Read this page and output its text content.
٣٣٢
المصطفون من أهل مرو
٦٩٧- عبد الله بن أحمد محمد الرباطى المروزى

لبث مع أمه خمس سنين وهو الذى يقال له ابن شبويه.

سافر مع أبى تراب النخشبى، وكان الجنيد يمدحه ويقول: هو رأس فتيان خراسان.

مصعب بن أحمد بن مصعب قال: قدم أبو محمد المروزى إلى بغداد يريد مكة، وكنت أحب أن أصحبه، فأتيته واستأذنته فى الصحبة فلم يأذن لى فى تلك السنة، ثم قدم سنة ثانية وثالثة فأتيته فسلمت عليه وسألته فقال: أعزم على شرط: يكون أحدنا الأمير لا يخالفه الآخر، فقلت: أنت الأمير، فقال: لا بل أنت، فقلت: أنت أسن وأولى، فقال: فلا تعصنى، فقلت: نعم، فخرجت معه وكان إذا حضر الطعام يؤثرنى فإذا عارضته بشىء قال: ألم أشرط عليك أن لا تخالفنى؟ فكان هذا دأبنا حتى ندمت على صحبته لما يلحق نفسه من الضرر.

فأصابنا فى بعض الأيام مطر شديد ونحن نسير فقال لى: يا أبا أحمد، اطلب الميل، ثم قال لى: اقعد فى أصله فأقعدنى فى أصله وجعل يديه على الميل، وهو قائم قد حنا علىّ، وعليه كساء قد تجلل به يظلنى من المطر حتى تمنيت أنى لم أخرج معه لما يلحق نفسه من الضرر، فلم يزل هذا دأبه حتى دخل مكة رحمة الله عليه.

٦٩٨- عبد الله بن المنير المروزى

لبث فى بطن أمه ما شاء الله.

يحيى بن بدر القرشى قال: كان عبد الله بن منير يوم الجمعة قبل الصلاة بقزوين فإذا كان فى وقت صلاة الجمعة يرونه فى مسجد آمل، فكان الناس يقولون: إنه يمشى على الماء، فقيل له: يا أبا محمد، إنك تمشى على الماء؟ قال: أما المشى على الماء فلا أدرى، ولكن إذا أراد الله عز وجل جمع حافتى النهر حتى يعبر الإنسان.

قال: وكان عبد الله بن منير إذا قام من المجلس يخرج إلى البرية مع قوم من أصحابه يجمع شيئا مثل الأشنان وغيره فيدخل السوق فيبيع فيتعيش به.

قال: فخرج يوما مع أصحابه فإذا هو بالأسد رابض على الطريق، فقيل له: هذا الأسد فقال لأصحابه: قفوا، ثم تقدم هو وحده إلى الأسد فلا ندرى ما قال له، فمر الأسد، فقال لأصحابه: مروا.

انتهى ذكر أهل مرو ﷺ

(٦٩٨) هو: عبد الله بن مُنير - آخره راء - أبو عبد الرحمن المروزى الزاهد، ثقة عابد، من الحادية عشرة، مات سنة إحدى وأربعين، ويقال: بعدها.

☆ ☆ ☆ ☆

== SET PROBLEM ==
Repeat every entry exactly, please.

== OUTPUT ==
Read this page and output its text content.
٣٣٢
المصطفون من أهل مرو
٦٩٧- عبد الله بن أحمد محمد الرباطى المروزى

لبث مع أمه خمس سنين وهو الذى يقال له ابن شبويه.

سافر مع أبى تراب النخشبى، وكان الجنيد يمدحه ويقول: هو رأس فتيان خراسان.

مصعب بن أحمد بن مصعب قال: قدم أبو محمد المروزى إلى بغداد يريد مكة، وكنت أحب أن أصحبه، فأتيته واستأذنته فى الصحبة فلم يأذن لى فى تلك السنة، ثم قدم سنة ثانية وثالثة فأتيته فسلمت عليه وسألته فقال: أعزم على شرط: يكون أحدنا الأمير لا يخالفه الآخر، فقلت: أنت الأمير، فقال: لا بل أنت، فقلت: أنت أسن وأولى، فقال: فلا تعصنى، فقلت: نعم، فخرجت معه وكان إذا حضر الطعام يؤثرنى فإذا عارضته بشىء قال: ألم أشرط عليك أن لا تخالفنى؟ فكان هذا دأبنا حتى ندمت على صحبته لما يلحق نفسه من الضرر.

فأصابنا فى بعض الأيام مطر شديد ونحن نسير فقال لى: يا أبا أحمد، اطلب الميل، ثم قال لى: اقعد فى أصله فأقعدنى فى أصله وجعل يديه على الميل، وهو قائم قد حنا علىّ، وعليه كساء قد تجلل به يظلنى من المطر حتى تمنيت أنى لم أخرج معه لما يلحق نفسه من الضرر، فلم يزل هذا دأبه حتى دخل مكة رحمة الله عليه.

٦٩٨- عبد الله بن المنير المروزى

لبث فى بطن أمه ما شاء الله.

يحيى بن بدر القرشى قال: كان عبد الله بن منير يوم الجمعة قبل الصلاة بقزوين فإذا كان فى وقت صلاة الجمعة يرونه فى مسجد آمل، فكان الناس يقولون: إنه يمشى على الماء، فقيل له: يا أبا محمد، إنك تمشى على الماء؟ قال: أما المشى على الماء فلا أدرى، ولكن إذا أراد الله عز وجل جمع حافتى النهر حتى يعبر الإنسان.

قال: وكان عبد الله بن منير إذا قام من المجلس يخرج إلى البرية مع قوم من أصحابه يجمع شيئا مثل الأشنان وغيره فيدخل السوق فيبيع فيتعيش به.

قال: فخرج يوما مع أصحابه فإذا هو بالأسد رابض على الطريق، فقيل له: هذا الأسد فقال لأصحابه: قفوا، ثم تقدم هو وحده إلى الأسد فلا ندرى ما قال له، فمر الأسد، فقال لأصحابه: مروا.

انتهى ذكر أهل مرو ﷺ

(٦٩٨) هو: عبد الله بن مُنير - آخره راء - أبو عبد الرحمن المروزى الزاهد، ثقة عابد، من الحادية عشرة، مات سنة إحدى وأربعين، ويقال: بعدها.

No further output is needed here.